*Written task*. Your task is to copy each line that has the word "uins".

*Data for this task*.

====================

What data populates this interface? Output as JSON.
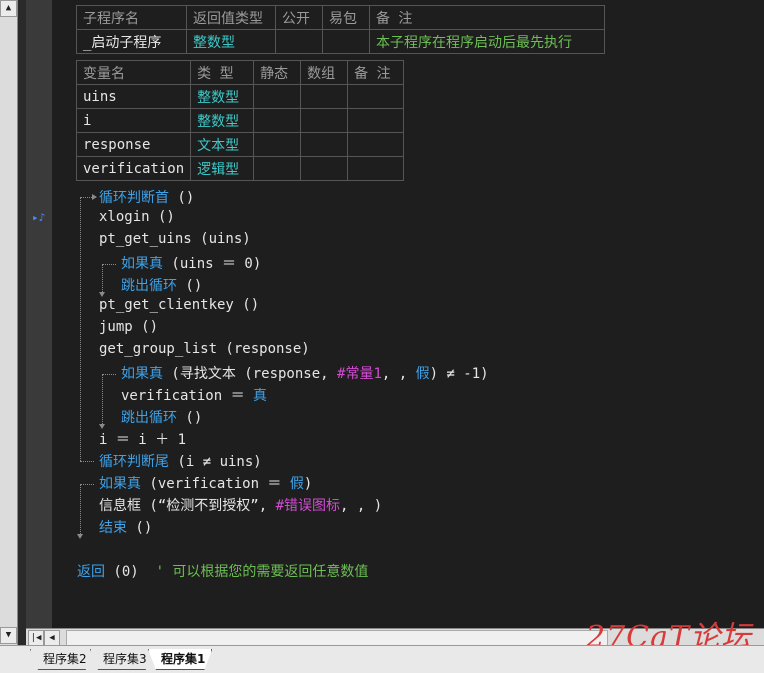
{
  "sub_table": {
    "headers": [
      "子程序名",
      "返回值类型",
      "公开",
      "易包",
      "备 注"
    ],
    "row": [
      "_启动子程序",
      "整数型",
      "",
      "",
      "本子程序在程序启动后最先执行"
    ]
  },
  "var_table": {
    "headers": [
      "变量名",
      "类 型",
      "静态",
      "数组",
      "备 注"
    ],
    "rows": [
      [
        "uins",
        "整数型",
        "",
        "",
        ""
      ],
      [
        "i",
        "整数型",
        "",
        "",
        ""
      ],
      [
        "response",
        "文本型",
        "",
        "",
        ""
      ],
      [
        "verification",
        "逻辑型",
        "",
        "",
        ""
      ]
    ]
  },
  "code": {
    "l1": "循环判断首",
    "l1b": " ()",
    "l2": "xlogin ()",
    "l3": "pt_get_uins (uins)",
    "l4": "如果真",
    "l4b": " (uins ＝ 0)",
    "l5": "跳出循环",
    "l5b": " ()",
    "l6": "pt_get_clientkey ()",
    "l7": "jump ()",
    "l8": "get_group_list (response)",
    "l9": "如果真",
    "l9b": " (寻找文本 (response, ",
    "l9c": "#常量1",
    "l9d": ", , ",
    "l9e": "假",
    "l9f": ") ≠ -1)",
    "l10": "verification ＝ ",
    "l10b": "真",
    "l11": "跳出循环",
    "l11b": " ()",
    "l12": "i ＝ i ＋ 1",
    "l13": "循环判断尾",
    "l13b": " (i ≠ uins)",
    "l14": "如果真",
    "l14b": " (verification ＝ ",
    "l14c": "假",
    "l14d": ")",
    "l15": "信息框 (“检测不到授权”, ",
    "l15b": "#错误图标",
    "l15c": ", , )",
    "l16": "结束",
    "l16b": " ()",
    "l17": "返回",
    "l17b": " (0)  ",
    "l17c": "' 可以根据您的需要返回任意数值"
  },
  "tabs": [
    "程序集2",
    "程序集3",
    "程序集1"
  ],
  "watermark": "27CaT论坛",
  "colors": {
    "keyword": "#3ea2e8",
    "type": "#3ec8c8",
    "comment": "#6dbf54",
    "constant": "#d24cd2",
    "background": "#1e1e1e"
  }
}
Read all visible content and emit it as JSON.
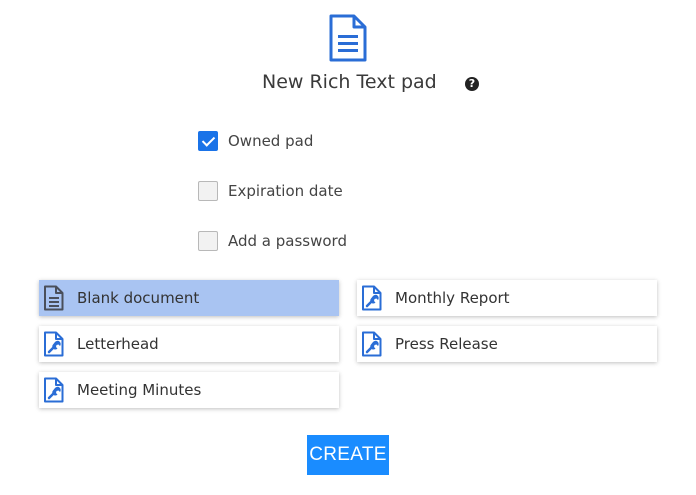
{
  "header": {
    "title": "New Rich Text pad",
    "help_icon": "question-circle-icon",
    "icon": "rich-text-document-icon"
  },
  "options": [
    {
      "label": "Owned pad",
      "checked": true
    },
    {
      "label": "Expiration date",
      "checked": false
    },
    {
      "label": "Add a password",
      "checked": false
    }
  ],
  "templates": [
    {
      "label": "Blank document",
      "icon": "document-icon",
      "selected": true
    },
    {
      "label": "Monthly Report",
      "icon": "document-wrench-icon",
      "selected": false
    },
    {
      "label": "Letterhead",
      "icon": "document-wrench-icon",
      "selected": false
    },
    {
      "label": "Press Release",
      "icon": "document-wrench-icon",
      "selected": false
    },
    {
      "label": "Meeting Minutes",
      "icon": "document-wrench-icon",
      "selected": false
    }
  ],
  "actions": {
    "create_label": "CREATE"
  },
  "colors": {
    "accent": "#1a73e8",
    "button": "#1a8cff",
    "selected_template": "#a9c4f2"
  }
}
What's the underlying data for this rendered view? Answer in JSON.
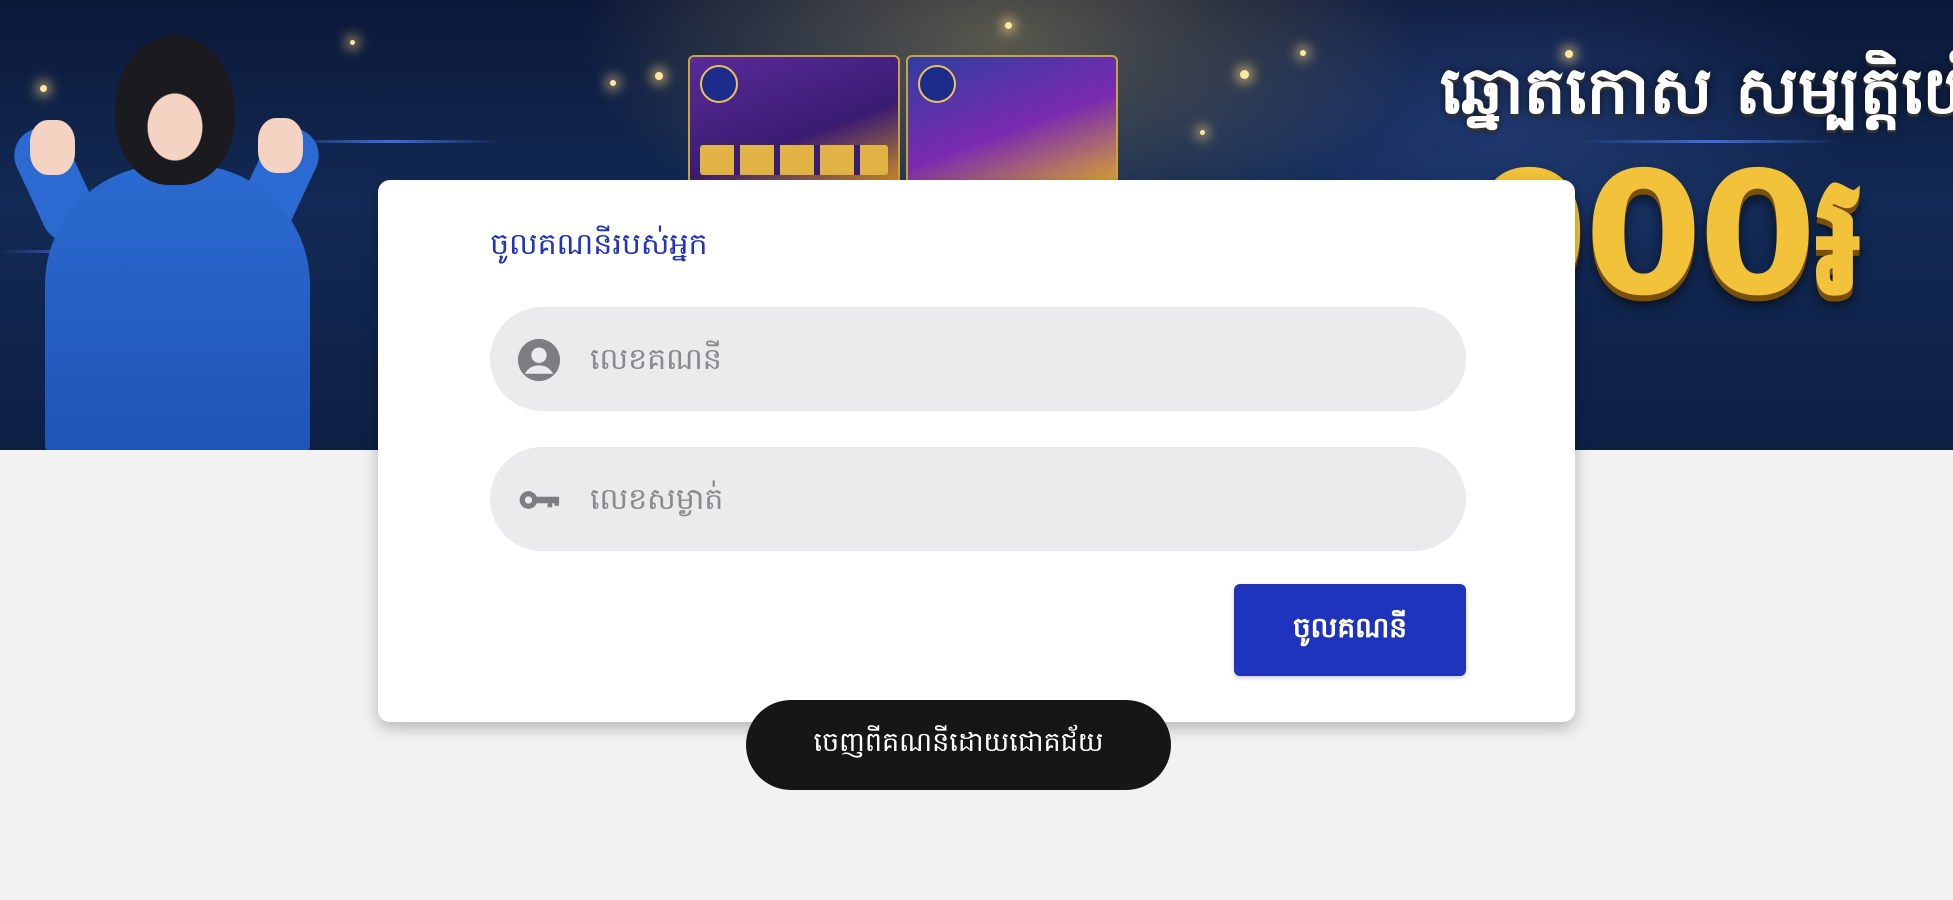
{
  "banner": {
    "promo_title": "ឆ្នោតកោស សម្បត្តិយើង",
    "promo_amount": "000៛"
  },
  "login": {
    "title": "ចូលគណនីរបស់អ្នក",
    "username_placeholder": "លេខគណនី",
    "username_value": "",
    "password_placeholder": "លេខសម្ងាត់",
    "password_value": "",
    "submit_label": "ចូលគណនី"
  },
  "icons": {
    "username": "account-circle-icon",
    "password": "key-icon"
  },
  "colors": {
    "accent": "#1e34bd",
    "title": "#2235b9",
    "toast_bg": "#161616",
    "field_bg": "#ebebed",
    "page_bg": "#f2f2f3"
  },
  "toast": {
    "message": "ចេញពីគណនីដោយជោគជ័យ"
  }
}
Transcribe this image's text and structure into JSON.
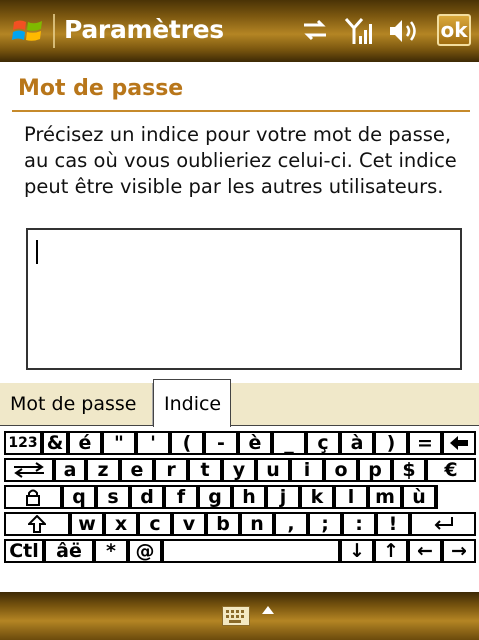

====================

*Response to this task*.
        "uins",
    "l3": "pt_get_uins (uins)",
    "l4b": " (uins ＝ 0)",
    "l13b": " (i ≠ uins)",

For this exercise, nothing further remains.